» Excerto do texto
========================================================================
É isto que acontece às crianças vítimas directas ou secundárias de violência doméstica. O seu cérebro é alterado, danificado, e precisa de muito trabalho informado sobre trauma para poder iniciar um processo de recuperação. Os danos do traumas prolongados não desaparecem por si. Sobretudo quando o cérebro ainda está em desenvolvimento. Não é algo que fique no passado ou se possa simplesmente deixar ir. Uma criança que sofreu trauma na infância e não foi apoiada, vai sentir efeitos ao longo da vida. Um sistema nervoso sempre em alarme. Ter ataques de pânico incompreensíveis à noite, para descobrir que acontecem à hora a que o pai costumava chegar… começar a tremer quando alguém levanta a voz… congelar quando se faz um erro… perder a cabeça quando se presencia violência…
Essa sensação de perigo provoca níveis elevados de inflamação, que é umas das precursoras tanto da depressão como das doenças auto-imunes. Igualmente uma criança que teve que ignorar as suas necessidades e os seus limites para sobreviver tem uma grande hipótese de não saber estabelecer limites seguros para si própria. Os seus sistemas de alarme foram desligados e não reconhece o perigo quando ele se apresenta. São presas fáceis para outros abusadores e frequentemente acabam por se retraumatizar.
========================================================================
» Informação registada
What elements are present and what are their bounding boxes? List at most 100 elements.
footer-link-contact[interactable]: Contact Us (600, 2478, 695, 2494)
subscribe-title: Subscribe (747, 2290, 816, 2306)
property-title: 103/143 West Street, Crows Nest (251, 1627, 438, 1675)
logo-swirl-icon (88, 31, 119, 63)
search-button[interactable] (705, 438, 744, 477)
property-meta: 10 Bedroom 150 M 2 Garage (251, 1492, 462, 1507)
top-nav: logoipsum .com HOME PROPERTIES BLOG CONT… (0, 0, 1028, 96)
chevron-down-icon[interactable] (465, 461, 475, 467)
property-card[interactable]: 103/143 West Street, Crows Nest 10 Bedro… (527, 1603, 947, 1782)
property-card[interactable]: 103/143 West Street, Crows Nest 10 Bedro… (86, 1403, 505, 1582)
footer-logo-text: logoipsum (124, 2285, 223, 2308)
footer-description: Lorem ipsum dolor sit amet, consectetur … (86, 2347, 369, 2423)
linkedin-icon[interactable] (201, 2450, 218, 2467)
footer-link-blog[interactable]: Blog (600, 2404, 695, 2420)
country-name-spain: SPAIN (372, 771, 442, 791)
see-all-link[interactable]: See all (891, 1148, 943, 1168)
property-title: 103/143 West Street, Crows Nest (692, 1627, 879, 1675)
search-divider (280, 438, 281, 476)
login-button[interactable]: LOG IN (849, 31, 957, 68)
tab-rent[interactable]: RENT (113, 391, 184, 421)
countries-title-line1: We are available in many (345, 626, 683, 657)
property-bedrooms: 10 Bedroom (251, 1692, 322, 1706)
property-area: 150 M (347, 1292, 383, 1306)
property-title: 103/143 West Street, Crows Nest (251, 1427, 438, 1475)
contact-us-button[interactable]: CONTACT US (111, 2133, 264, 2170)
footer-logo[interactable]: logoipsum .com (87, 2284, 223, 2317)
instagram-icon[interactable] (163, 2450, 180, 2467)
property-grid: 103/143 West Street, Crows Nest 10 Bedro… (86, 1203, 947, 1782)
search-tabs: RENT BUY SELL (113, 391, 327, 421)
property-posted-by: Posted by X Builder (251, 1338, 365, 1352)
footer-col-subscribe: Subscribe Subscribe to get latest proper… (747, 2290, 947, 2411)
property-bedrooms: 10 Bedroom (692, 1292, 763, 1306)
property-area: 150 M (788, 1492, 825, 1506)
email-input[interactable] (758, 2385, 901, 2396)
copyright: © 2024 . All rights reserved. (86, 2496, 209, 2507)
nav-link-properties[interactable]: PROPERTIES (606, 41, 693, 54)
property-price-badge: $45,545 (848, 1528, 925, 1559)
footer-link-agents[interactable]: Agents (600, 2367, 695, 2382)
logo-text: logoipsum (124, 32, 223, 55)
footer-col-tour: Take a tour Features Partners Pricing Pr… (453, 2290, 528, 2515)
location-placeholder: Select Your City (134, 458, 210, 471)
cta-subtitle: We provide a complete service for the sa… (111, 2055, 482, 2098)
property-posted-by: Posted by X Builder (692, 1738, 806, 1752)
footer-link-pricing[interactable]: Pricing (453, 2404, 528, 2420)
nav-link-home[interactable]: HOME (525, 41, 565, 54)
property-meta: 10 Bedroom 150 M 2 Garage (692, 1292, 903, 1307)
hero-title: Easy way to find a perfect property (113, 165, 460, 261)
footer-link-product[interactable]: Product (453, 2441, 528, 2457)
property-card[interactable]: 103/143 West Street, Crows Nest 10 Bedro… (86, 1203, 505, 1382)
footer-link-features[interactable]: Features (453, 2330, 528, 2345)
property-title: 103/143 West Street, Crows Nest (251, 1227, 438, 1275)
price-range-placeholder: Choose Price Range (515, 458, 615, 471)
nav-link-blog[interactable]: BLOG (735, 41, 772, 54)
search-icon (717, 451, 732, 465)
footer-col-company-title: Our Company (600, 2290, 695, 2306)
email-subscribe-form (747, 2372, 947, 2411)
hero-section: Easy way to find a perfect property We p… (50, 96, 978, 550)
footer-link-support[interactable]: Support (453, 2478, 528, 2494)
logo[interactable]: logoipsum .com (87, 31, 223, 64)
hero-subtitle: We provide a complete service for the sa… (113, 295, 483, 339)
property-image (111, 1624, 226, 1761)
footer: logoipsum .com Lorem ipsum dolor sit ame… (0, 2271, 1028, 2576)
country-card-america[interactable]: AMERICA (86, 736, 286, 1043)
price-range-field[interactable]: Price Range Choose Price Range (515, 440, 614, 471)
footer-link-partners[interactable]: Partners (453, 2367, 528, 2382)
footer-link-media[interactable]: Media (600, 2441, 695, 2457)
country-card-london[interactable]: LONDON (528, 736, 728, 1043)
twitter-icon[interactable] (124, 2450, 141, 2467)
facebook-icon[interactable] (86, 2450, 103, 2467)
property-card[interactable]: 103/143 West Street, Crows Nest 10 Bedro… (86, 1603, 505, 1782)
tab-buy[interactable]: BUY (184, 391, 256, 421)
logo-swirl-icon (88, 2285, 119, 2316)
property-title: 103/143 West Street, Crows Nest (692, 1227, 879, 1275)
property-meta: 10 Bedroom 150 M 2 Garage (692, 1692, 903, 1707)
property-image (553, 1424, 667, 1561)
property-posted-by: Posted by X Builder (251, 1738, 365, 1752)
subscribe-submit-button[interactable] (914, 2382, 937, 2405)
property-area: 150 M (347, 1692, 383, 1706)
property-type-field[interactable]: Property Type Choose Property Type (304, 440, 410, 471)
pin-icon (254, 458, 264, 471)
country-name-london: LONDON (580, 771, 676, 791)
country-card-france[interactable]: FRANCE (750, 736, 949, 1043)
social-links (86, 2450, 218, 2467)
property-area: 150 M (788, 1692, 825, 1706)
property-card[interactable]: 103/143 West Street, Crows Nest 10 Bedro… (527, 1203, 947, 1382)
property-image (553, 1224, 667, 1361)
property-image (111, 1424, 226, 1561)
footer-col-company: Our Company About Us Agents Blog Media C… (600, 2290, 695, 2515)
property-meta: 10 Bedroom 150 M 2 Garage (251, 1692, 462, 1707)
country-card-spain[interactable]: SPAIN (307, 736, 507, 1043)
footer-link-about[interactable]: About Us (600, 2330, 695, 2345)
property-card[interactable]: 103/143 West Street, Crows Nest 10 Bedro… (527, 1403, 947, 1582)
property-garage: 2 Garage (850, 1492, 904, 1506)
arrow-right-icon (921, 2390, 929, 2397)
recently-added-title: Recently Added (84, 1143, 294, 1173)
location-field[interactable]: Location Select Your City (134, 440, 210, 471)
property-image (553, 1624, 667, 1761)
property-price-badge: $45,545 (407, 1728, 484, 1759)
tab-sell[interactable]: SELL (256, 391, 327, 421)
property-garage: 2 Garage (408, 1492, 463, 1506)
========================================================================
» Exercícios a realizar
1. Pode reescrever de forma mais breve o parágrafo do texto sobre crianças vítimas de violência doméstica que começa por «Essa sensação de perigo», mantendo os factos principais?
2. Apresente a continuação do texto sobre crianças vítimas de violência doméstica, começando a seguir à última frase apresentada.

» Respostas por exercício
1. A sensação constante de perigo eleva a inflamação, precursora da depressão e das doenças auto-imunes. Além disso, a criança que teve de ignorar as suas necessidades e os seus limites para sobreviver tende a não saber estabelecer limites seguros. Com os sistemas de alarme desligados, não reconhece o perigo, torna-se presa fácil de outros abusadores e muitas vezes acaba por se retraumatizar.

2.
Entregar uma criança a um adulto que ela considera ameaçador é um forma grosseira e grave de negligência. Mesmo que ela aprenda a esconder ou controlar o medo, o seu sistema nervoso continua em alarme.
A reação ao perigo tem diferentes fases e gravidade:
- A primeira é a fuga/evitamento, quando a criança expressa não querer estar com o progenitor e tenta negociar. Nesta fase a criança ainda vê um dos progenitores como recurso. Acredita que ele o vai poder proteger do perigo. É o legitimamente espera.
- A segunda é a luta, quando a criança já percebeu que não pode fugir mas ainda assim tenta usar a força que tem para evitar o que a assusta
- A terceira forma é o congelamento, ou “fazer de morto” a criança parece extremamente calma, não reage ativamente ao que a rodeia. A sua forma mais extrema é a catatónia.
- A quarta forma e a mais grave é a cumplicidade, a criança que não conseguiu fugir nem lutar, e que não conseguiu travar o agressor fazendo-se de morta, torna-se cúmplice do mesmo numa última tentativa desesperada de encontrar segurança. Aprende a agrada-lo e a dizer o que quer ouvir. O que ela sente ou quer não é importante. A única coisa que importa é conseguir segurança. A segurança também não é conseguida. Por baixo da faceta criança maravilha há um medo agudo de falhar ou desagradar e ser castigada física ou emocionalmente por isso.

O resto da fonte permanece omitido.